__Records provided__.
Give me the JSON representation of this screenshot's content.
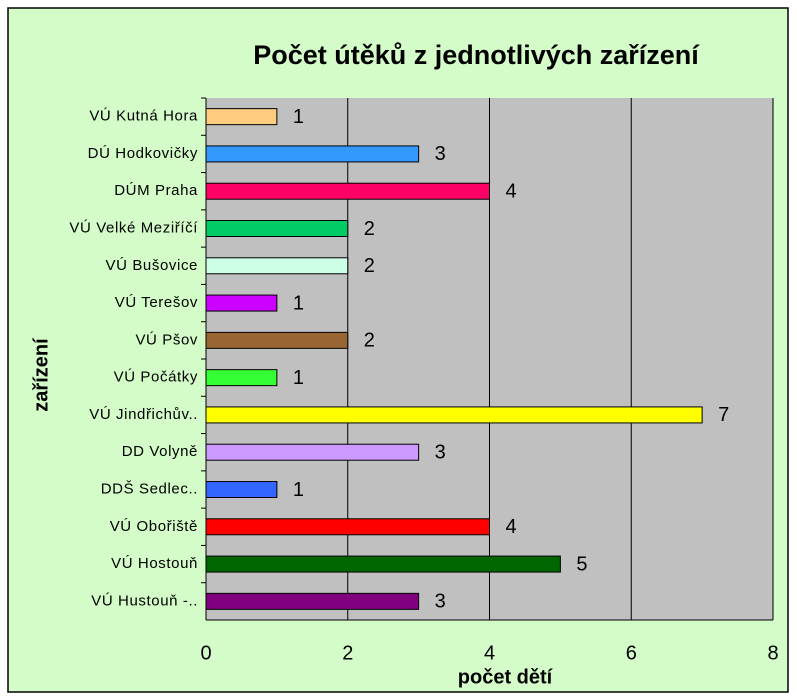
{
  "chart_data": {
    "type": "bar",
    "orientation": "horizontal",
    "title": "Počet útěků z jednotlivých zařízení",
    "xlabel": "počet dětí",
    "ylabel": "zařízení",
    "categories": [
      "VÚ Kutná Hora",
      "DÚ Hodkovičky",
      "DÚM Praha",
      "VÚ Velké Meziříčí",
      "VÚ Bušovice",
      "VÚ Terešov",
      "VÚ Pšov",
      "VÚ Počátky",
      "VÚ Jindřichův..",
      "DD Volyně",
      "DDŠ Sedlec..",
      "VÚ Obořiště",
      "VÚ Hostouň",
      "VÚ Hustouň -.."
    ],
    "values": [
      1,
      3,
      4,
      2,
      2,
      1,
      2,
      1,
      7,
      3,
      1,
      4,
      5,
      3
    ],
    "colors": [
      "#ffcc80",
      "#3399ff",
      "#ff0066",
      "#00cc66",
      "#ccffe6",
      "#cc00ff",
      "#996633",
      "#33ff33",
      "#ffff00",
      "#cc99ff",
      "#3366ff",
      "#ff0000",
      "#006600",
      "#800080"
    ],
    "xlim": [
      0,
      8
    ],
    "xticks": [
      0,
      2,
      4,
      6,
      8
    ],
    "grid": true
  }
}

__Instructions to follow__.
Reproduce all the records verbatim, excluding images.

__Expected answer__.
Give me the JSON representation of this screenshot's content.
{
  "chart_data": {
    "type": "bar",
    "orientation": "horizontal",
    "title": "Počet útěků z jednotlivých zařízení",
    "xlabel": "počet dětí",
    "ylabel": "zařízení",
    "categories": [
      "VÚ Kutná Hora",
      "DÚ Hodkovičky",
      "DÚM Praha",
      "VÚ Velké Meziříčí",
      "VÚ Bušovice",
      "VÚ Terešov",
      "VÚ Pšov",
      "VÚ Počátky",
      "VÚ Jindřichův..",
      "DD Volyně",
      "DDŠ Sedlec..",
      "VÚ Obořiště",
      "VÚ Hostouň",
      "VÚ Hustouň -.."
    ],
    "values": [
      1,
      3,
      4,
      2,
      2,
      1,
      2,
      1,
      7,
      3,
      1,
      4,
      5,
      3
    ],
    "colors": [
      "#ffcc80",
      "#3399ff",
      "#ff0066",
      "#00cc66",
      "#ccffe6",
      "#cc00ff",
      "#996633",
      "#33ff33",
      "#ffff00",
      "#cc99ff",
      "#3366ff",
      "#ff0000",
      "#006600",
      "#800080"
    ],
    "xlim": [
      0,
      8
    ],
    "xticks": [
      0,
      2,
      4,
      6,
      8
    ],
    "grid": true
  }
}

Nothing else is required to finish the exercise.